Your task
In the records below, tally every line containing "padrão". Report only the total.

Recorded information
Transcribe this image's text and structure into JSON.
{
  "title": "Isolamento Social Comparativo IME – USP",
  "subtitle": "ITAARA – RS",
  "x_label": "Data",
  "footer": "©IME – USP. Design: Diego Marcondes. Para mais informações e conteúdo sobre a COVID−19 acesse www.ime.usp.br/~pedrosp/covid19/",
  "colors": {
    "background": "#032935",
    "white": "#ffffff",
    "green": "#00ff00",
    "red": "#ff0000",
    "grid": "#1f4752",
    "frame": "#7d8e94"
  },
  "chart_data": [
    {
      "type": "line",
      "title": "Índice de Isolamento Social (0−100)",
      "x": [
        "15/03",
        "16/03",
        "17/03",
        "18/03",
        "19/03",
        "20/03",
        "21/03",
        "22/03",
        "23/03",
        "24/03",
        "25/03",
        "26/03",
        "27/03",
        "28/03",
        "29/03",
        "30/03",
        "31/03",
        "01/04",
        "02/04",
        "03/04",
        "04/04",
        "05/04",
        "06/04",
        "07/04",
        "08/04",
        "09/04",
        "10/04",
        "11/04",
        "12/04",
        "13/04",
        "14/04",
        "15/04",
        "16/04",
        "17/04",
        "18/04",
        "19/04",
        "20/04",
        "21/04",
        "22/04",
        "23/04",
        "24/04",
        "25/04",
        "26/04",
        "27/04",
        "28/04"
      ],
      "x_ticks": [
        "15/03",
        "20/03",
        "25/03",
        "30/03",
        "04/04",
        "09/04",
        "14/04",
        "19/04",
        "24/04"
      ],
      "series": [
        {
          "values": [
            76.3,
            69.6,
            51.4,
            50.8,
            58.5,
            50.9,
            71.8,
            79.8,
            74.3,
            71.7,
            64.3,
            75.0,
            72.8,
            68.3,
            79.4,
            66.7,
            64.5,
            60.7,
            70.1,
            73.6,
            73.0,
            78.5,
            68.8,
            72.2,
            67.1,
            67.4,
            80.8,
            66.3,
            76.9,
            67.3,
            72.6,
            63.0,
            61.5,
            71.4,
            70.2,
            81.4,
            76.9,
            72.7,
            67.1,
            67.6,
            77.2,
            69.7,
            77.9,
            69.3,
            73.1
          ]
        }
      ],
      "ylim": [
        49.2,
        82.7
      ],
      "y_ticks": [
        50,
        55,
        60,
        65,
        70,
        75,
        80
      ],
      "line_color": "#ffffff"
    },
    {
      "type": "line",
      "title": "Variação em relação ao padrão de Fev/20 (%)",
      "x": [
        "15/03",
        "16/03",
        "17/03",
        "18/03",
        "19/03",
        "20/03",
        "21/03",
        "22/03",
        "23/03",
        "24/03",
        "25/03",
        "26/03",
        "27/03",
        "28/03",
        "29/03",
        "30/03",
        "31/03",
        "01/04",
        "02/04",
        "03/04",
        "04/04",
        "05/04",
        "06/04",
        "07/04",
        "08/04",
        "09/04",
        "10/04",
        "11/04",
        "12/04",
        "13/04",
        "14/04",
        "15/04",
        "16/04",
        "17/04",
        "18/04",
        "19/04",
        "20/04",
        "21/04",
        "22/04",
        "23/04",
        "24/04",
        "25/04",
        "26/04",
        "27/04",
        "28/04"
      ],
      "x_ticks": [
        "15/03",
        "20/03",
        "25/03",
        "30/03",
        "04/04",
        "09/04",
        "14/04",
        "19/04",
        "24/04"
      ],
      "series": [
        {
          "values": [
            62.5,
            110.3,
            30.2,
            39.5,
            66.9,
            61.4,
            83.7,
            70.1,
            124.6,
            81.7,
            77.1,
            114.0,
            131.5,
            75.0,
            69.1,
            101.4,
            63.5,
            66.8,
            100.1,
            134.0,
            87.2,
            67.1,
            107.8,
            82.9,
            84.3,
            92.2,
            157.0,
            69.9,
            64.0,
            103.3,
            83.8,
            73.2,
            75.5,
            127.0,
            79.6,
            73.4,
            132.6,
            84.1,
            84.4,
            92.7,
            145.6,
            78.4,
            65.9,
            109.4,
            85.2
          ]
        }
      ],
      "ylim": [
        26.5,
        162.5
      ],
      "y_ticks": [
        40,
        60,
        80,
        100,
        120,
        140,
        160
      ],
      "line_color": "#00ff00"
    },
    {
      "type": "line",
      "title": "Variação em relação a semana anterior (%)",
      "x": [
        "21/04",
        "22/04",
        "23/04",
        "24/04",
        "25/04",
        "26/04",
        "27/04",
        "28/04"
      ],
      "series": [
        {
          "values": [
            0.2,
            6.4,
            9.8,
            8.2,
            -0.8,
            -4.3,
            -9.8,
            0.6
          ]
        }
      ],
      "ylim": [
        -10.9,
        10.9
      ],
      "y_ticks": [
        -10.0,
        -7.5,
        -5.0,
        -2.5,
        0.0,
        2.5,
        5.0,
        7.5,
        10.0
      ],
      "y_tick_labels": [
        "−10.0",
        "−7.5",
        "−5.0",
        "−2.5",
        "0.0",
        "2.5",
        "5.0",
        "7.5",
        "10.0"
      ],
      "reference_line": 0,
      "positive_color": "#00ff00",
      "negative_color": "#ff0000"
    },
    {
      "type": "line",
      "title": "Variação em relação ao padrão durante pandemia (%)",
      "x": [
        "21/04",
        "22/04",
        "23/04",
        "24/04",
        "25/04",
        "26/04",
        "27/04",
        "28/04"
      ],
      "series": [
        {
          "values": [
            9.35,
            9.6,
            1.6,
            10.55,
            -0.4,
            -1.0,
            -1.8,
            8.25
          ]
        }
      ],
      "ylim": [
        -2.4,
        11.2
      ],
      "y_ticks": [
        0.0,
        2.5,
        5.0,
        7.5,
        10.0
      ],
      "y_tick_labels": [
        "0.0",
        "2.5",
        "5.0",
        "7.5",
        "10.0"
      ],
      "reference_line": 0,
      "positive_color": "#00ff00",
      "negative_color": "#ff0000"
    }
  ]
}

Output of the exercise
2